## [Problem]
Reproduce the lines below verbatim, omitting the pictures.

## [Provided records]
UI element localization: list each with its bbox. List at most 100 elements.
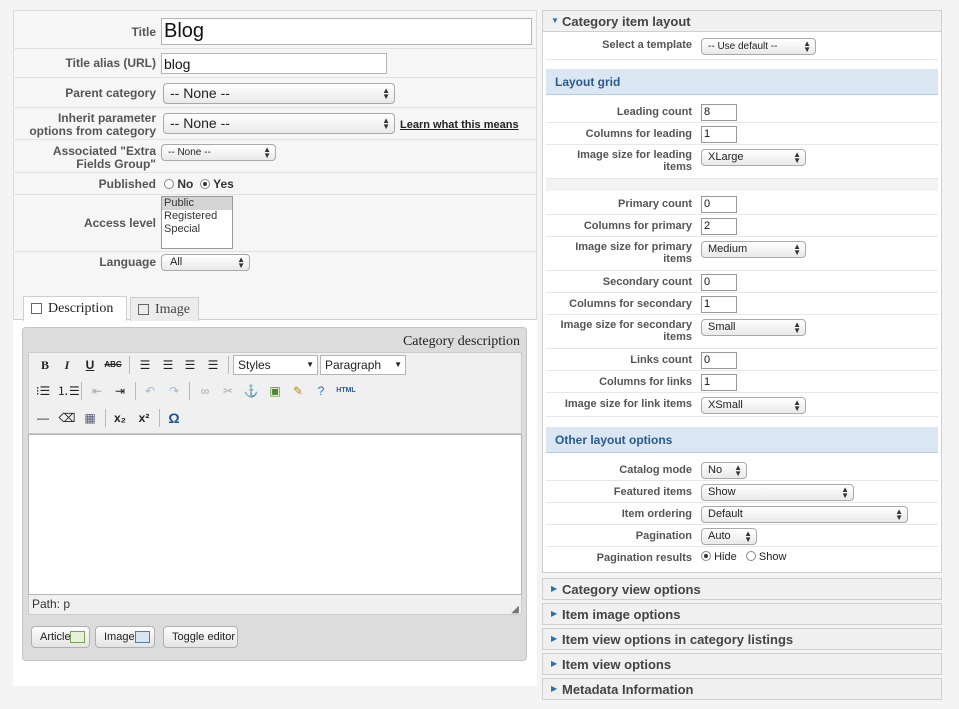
links-count-input[interactable]: 0	[701, 352, 737, 369]
strikethrough-icon[interactable]: ABC	[103, 355, 123, 375]
dropdown-arrow-icon: ▼	[306, 360, 314, 369]
image-primary-select[interactable]: Medium ▲ ▼	[701, 241, 806, 258]
leading-count-input[interactable]: 8	[701, 104, 737, 121]
published-yes-radio[interactable]	[200, 179, 211, 189]
editor-toolbar: B I U ABC ☰ ☰ ☰ ☰ Styles ▼ Paragraph ▼ ⁝☰ …	[28, 352, 522, 434]
justify-icon[interactable]: ☰	[203, 355, 223, 375]
table-icon[interactable]: ▦	[80, 408, 100, 428]
image-leading-select[interactable]: XLarge ▲ ▼	[701, 149, 806, 166]
accordion-item-view-category[interactable]: ▶ Item view options in category listings	[542, 628, 942, 650]
language-row: Language All ▲ ▼	[13, 252, 537, 274]
columns-secondary-input[interactable]: 1	[701, 296, 737, 313]
select-arrows-icon: ▲ ▼	[793, 397, 801, 413]
select-arrows-icon: ▲ ▼	[841, 484, 849, 500]
outdent-icon[interactable]: ⇤	[87, 381, 107, 401]
tab-description[interactable]: Description	[23, 296, 127, 321]
editor-content-area[interactable]	[28, 434, 522, 595]
accordion-category-item-layout[interactable]: ▼ Category item layout	[542, 10, 942, 32]
section-other-layout-options: Other layout options	[546, 427, 938, 453]
columns-links-input[interactable]: 1	[701, 374, 737, 391]
align-right-icon[interactable]: ☰	[180, 355, 200, 375]
language-select[interactable]: All ▲ ▼	[161, 254, 250, 271]
image-secondary-select[interactable]: Small ▲ ▼	[701, 319, 806, 336]
pencil-icon	[31, 303, 42, 314]
alias-input[interactable]	[161, 53, 387, 74]
pagination-select[interactable]: Auto ▲ ▼	[701, 528, 757, 545]
help-icon[interactable]: ?	[311, 381, 331, 401]
primary-count-input[interactable]: 0	[701, 196, 737, 213]
horizontal-rule-icon[interactable]: —	[33, 408, 53, 428]
triangle-right-icon: ▶	[551, 634, 558, 643]
unlink-icon[interactable]: ✂	[218, 381, 238, 401]
undo-icon[interactable]: ↶	[140, 381, 160, 401]
image-links-row: Image size for link items XSmall ▲ ▼	[546, 393, 938, 417]
featured-items-select[interactable]: Show ▲ ▼	[701, 484, 854, 501]
html-icon[interactable]: HTML	[333, 381, 359, 401]
italic-icon[interactable]: I	[57, 355, 77, 375]
access-option-special[interactable]: Special	[162, 223, 232, 236]
insert-image-icon[interactable]: ▣	[265, 381, 285, 401]
columns-secondary-row: Columns for secondary 1	[546, 293, 938, 315]
extra-fields-select[interactable]: -- None -- ▲ ▼	[161, 144, 276, 161]
link-icon[interactable]: ∞	[195, 381, 215, 401]
indent-icon[interactable]: ⇥	[110, 381, 130, 401]
parent-category-select[interactable]: -- None -- ▲ ▼	[163, 83, 395, 104]
access-row: Access level	[13, 195, 537, 252]
accordion-category-view-options[interactable]: ▶ Category view options	[542, 578, 942, 600]
template-select[interactable]: -- Use default -- ▲ ▼	[701, 38, 816, 55]
select-arrows-icon: ▲ ▼	[793, 319, 801, 335]
alias-label: Title alias (URL)	[65, 56, 156, 70]
cleanup-icon[interactable]: ✎	[288, 381, 308, 401]
language-label: Language	[99, 255, 156, 269]
columns-primary-input[interactable]: 2	[701, 218, 737, 235]
resize-handle-icon[interactable]: ◢	[511, 604, 519, 615]
subscript-icon[interactable]: x₂	[110, 408, 130, 428]
published-no-radio[interactable]	[164, 179, 174, 189]
anchor-icon[interactable]: ⚓	[241, 381, 261, 401]
picture-icon	[135, 631, 150, 643]
image-button[interactable]: Image	[95, 626, 155, 648]
catalog-mode-select[interactable]: No ▲ ▼	[701, 462, 747, 479]
image-links-select[interactable]: XSmall ▲ ▼	[701, 397, 806, 414]
superscript-icon[interactable]: x²	[134, 408, 154, 428]
styles-select[interactable]: Styles ▼	[233, 355, 318, 375]
image-leading-row: Image size for leading items XLarge ▲ ▼	[546, 145, 938, 179]
redo-icon[interactable]: ↷	[164, 381, 184, 401]
columns-leading-input[interactable]: 1	[701, 126, 737, 143]
triangle-right-icon: ▶	[551, 609, 558, 618]
select-arrows-icon: ▲ ▼	[734, 462, 742, 478]
item-ordering-select[interactable]: Default ▲ ▼	[701, 506, 908, 523]
tab-image[interactable]: Image	[130, 297, 199, 321]
secondary-count-input[interactable]: 0	[701, 274, 737, 291]
access-option-registered[interactable]: Registered	[162, 210, 232, 223]
numbered-list-icon[interactable]: ⒈☰	[57, 381, 80, 401]
inherit-select[interactable]: -- None -- ▲ ▼	[163, 113, 395, 134]
accordion-item-view-options[interactable]: ▶ Item view options	[542, 653, 942, 675]
links-count-row: Links count 0	[546, 349, 938, 371]
editor-path: Path: p	[28, 595, 522, 615]
select-arrows-icon: ▲ ▼	[382, 115, 390, 131]
triangle-right-icon: ▶	[551, 659, 558, 668]
access-option-public[interactable]: Public	[162, 197, 232, 210]
underline-icon[interactable]: U	[80, 355, 100, 375]
bullet-list-icon[interactable]: ⁝☰	[33, 381, 53, 401]
format-select[interactable]: Paragraph ▼	[320, 355, 406, 375]
pagination-show-radio[interactable]	[745, 551, 756, 561]
pagination-row: Pagination Auto ▲ ▼	[546, 525, 938, 547]
align-left-icon[interactable]: ☰	[135, 355, 155, 375]
learn-link[interactable]: Learn what this means	[400, 119, 519, 131]
image-icon	[138, 304, 149, 315]
title-input[interactable]	[161, 18, 532, 45]
bold-icon[interactable]: B	[35, 355, 55, 375]
pagination-hide-radio[interactable]	[701, 551, 711, 561]
access-level-list[interactable]: Public Registered Special	[161, 196, 233, 249]
article-button[interactable]: Article	[31, 626, 90, 648]
inherit-label: Inherit parameter options from category	[29, 111, 156, 138]
align-center-icon[interactable]: ☰	[158, 355, 178, 375]
toggle-editor-button[interactable]: Toggle editor	[163, 626, 238, 648]
eraser-icon[interactable]: ⌫	[57, 408, 77, 428]
accordion-metadata[interactable]: ▶ Metadata Information	[542, 678, 942, 700]
select-arrows-icon: ▲ ▼	[793, 241, 801, 257]
accordion-item-image-options[interactable]: ▶ Item image options	[542, 603, 942, 625]
special-char-icon[interactable]: Ω	[164, 408, 184, 428]
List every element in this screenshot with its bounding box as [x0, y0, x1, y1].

## [Expected answer]
UI element localization: list each with its bbox. List at most 100 elements.
links-count-input[interactable]: 0	[701, 352, 737, 369]
strikethrough-icon[interactable]: ABC	[103, 355, 123, 375]
dropdown-arrow-icon: ▼	[306, 360, 314, 369]
image-primary-select[interactable]: Medium ▲ ▼	[701, 241, 806, 258]
leading-count-input[interactable]: 8	[701, 104, 737, 121]
published-yes-radio[interactable]	[200, 179, 211, 189]
editor-toolbar: B I U ABC ☰ ☰ ☰ ☰ Styles ▼ Paragraph ▼ ⁝☰ …	[28, 352, 522, 434]
justify-icon[interactable]: ☰	[203, 355, 223, 375]
table-icon[interactable]: ▦	[80, 408, 100, 428]
image-leading-select[interactable]: XLarge ▲ ▼	[701, 149, 806, 166]
accordion-item-view-category[interactable]: ▶ Item view options in category listings	[542, 628, 942, 650]
language-row: Language All ▲ ▼	[13, 252, 537, 274]
columns-secondary-input[interactable]: 1	[701, 296, 737, 313]
select-arrows-icon: ▲ ▼	[793, 397, 801, 413]
select-arrows-icon: ▲ ▼	[841, 484, 849, 500]
outdent-icon[interactable]: ⇤	[87, 381, 107, 401]
tab-description[interactable]: Description	[23, 296, 127, 321]
editor-content-area[interactable]	[28, 434, 522, 595]
accordion-category-item-layout[interactable]: ▼ Category item layout	[542, 10, 942, 32]
section-other-layout-options: Other layout options	[546, 427, 938, 453]
columns-links-input[interactable]: 1	[701, 374, 737, 391]
align-right-icon[interactable]: ☰	[180, 355, 200, 375]
language-select[interactable]: All ▲ ▼	[161, 254, 250, 271]
image-secondary-select[interactable]: Small ▲ ▼	[701, 319, 806, 336]
pencil-icon	[31, 303, 42, 314]
alias-input[interactable]	[161, 53, 387, 74]
pagination-select[interactable]: Auto ▲ ▼	[701, 528, 757, 545]
help-icon[interactable]: ?	[311, 381, 331, 401]
primary-count-input[interactable]: 0	[701, 196, 737, 213]
horizontal-rule-icon[interactable]: —	[33, 408, 53, 428]
triangle-right-icon: ▶	[551, 634, 558, 643]
unlink-icon[interactable]: ✂	[218, 381, 238, 401]
undo-icon[interactable]: ↶	[140, 381, 160, 401]
image-links-row: Image size for link items XSmall ▲ ▼	[546, 393, 938, 417]
featured-items-select[interactable]: Show ▲ ▼	[701, 484, 854, 501]
html-icon[interactable]: HTML	[333, 381, 359, 401]
italic-icon[interactable]: I	[57, 355, 77, 375]
access-option-special[interactable]: Special	[162, 223, 232, 236]
insert-image-icon[interactable]: ▣	[265, 381, 285, 401]
columns-secondary-row: Columns for secondary 1	[546, 293, 938, 315]
extra-fields-select[interactable]: -- None -- ▲ ▼	[161, 144, 276, 161]
link-icon[interactable]: ∞	[195, 381, 215, 401]
indent-icon[interactable]: ⇥	[110, 381, 130, 401]
parent-category-select[interactable]: -- None -- ▲ ▼	[163, 83, 395, 104]
access-row: Access level	[13, 195, 537, 252]
accordion-category-view-options[interactable]: ▶ Category view options	[542, 578, 942, 600]
template-select[interactable]: -- Use default -- ▲ ▼	[701, 38, 816, 55]
select-arrows-icon: ▲ ▼	[793, 319, 801, 335]
alias-label: Title alias (URL)	[65, 56, 156, 70]
cleanup-icon[interactable]: ✎	[288, 381, 308, 401]
language-label: Language	[99, 255, 156, 269]
columns-primary-input[interactable]: 2	[701, 218, 737, 235]
resize-handle-icon[interactable]: ◢	[511, 604, 519, 615]
subscript-icon[interactable]: x₂	[110, 408, 130, 428]
published-no-radio[interactable]	[164, 179, 174, 189]
anchor-icon[interactable]: ⚓	[241, 381, 261, 401]
picture-icon	[135, 631, 150, 643]
image-button[interactable]: Image	[95, 626, 155, 648]
catalog-mode-select[interactable]: No ▲ ▼	[701, 462, 747, 479]
image-links-select[interactable]: XSmall ▲ ▼	[701, 397, 806, 414]
superscript-icon[interactable]: x²	[134, 408, 154, 428]
styles-select[interactable]: Styles ▼	[233, 355, 318, 375]
image-leading-row: Image size for leading items XLarge ▲ ▼	[546, 145, 938, 179]
redo-icon[interactable]: ↷	[164, 381, 184, 401]
columns-leading-input[interactable]: 1	[701, 126, 737, 143]
triangle-right-icon: ▶	[551, 609, 558, 618]
select-arrows-icon: ▲ ▼	[734, 462, 742, 478]
item-ordering-select[interactable]: Default ▲ ▼	[701, 506, 908, 523]
tab-image[interactable]: Image	[130, 297, 199, 321]
secondary-count-input[interactable]: 0	[701, 274, 737, 291]
access-option-registered[interactable]: Registered	[162, 210, 232, 223]
numbered-list-icon[interactable]: ⒈☰	[57, 381, 80, 401]
inherit-select[interactable]: -- None -- ▲ ▼	[163, 113, 395, 134]
accordion-item-view-options[interactable]: ▶ Item view options	[542, 653, 942, 675]
links-count-row: Links count 0	[546, 349, 938, 371]
editor-path: Path: p	[28, 595, 522, 615]
select-arrows-icon: ▲ ▼	[382, 115, 390, 131]
triangle-right-icon: ▶	[551, 659, 558, 668]
access-option-public[interactable]: Public	[162, 197, 232, 210]
underline-icon[interactable]: U	[80, 355, 100, 375]
bullet-list-icon[interactable]: ⁝☰	[33, 381, 53, 401]
format-select[interactable]: Paragraph ▼	[320, 355, 406, 375]
pagination-show-radio[interactable]	[745, 551, 756, 561]
pagination-row: Pagination Auto ▲ ▼	[546, 525, 938, 547]
align-left-icon[interactable]: ☰	[135, 355, 155, 375]
learn-link[interactable]: Learn what this means	[400, 119, 519, 131]
image-icon	[138, 304, 149, 315]
title-input[interactable]	[161, 18, 532, 45]
bold-icon[interactable]: B	[35, 355, 55, 375]
pagination-hide-radio[interactable]	[701, 551, 711, 561]
access-level-list[interactable]: Public Registered Special	[161, 196, 233, 249]
article-button[interactable]: Article	[31, 626, 90, 648]
inherit-label: Inherit parameter options from category	[29, 111, 156, 138]
align-center-icon[interactable]: ☰	[158, 355, 178, 375]
toggle-editor-button[interactable]: Toggle editor	[163, 626, 238, 648]
eraser-icon[interactable]: ⌫	[57, 408, 77, 428]
accordion-metadata[interactable]: ▶ Metadata Information	[542, 678, 942, 700]
select-arrows-icon: ▲ ▼	[793, 241, 801, 257]
accordion-item-image-options[interactable]: ▶ Item image options	[542, 603, 942, 625]
special-char-icon[interactable]: Ω	[164, 408, 184, 428]
List every element in this screenshot with its bounding box as [x0, y0, x1, y1].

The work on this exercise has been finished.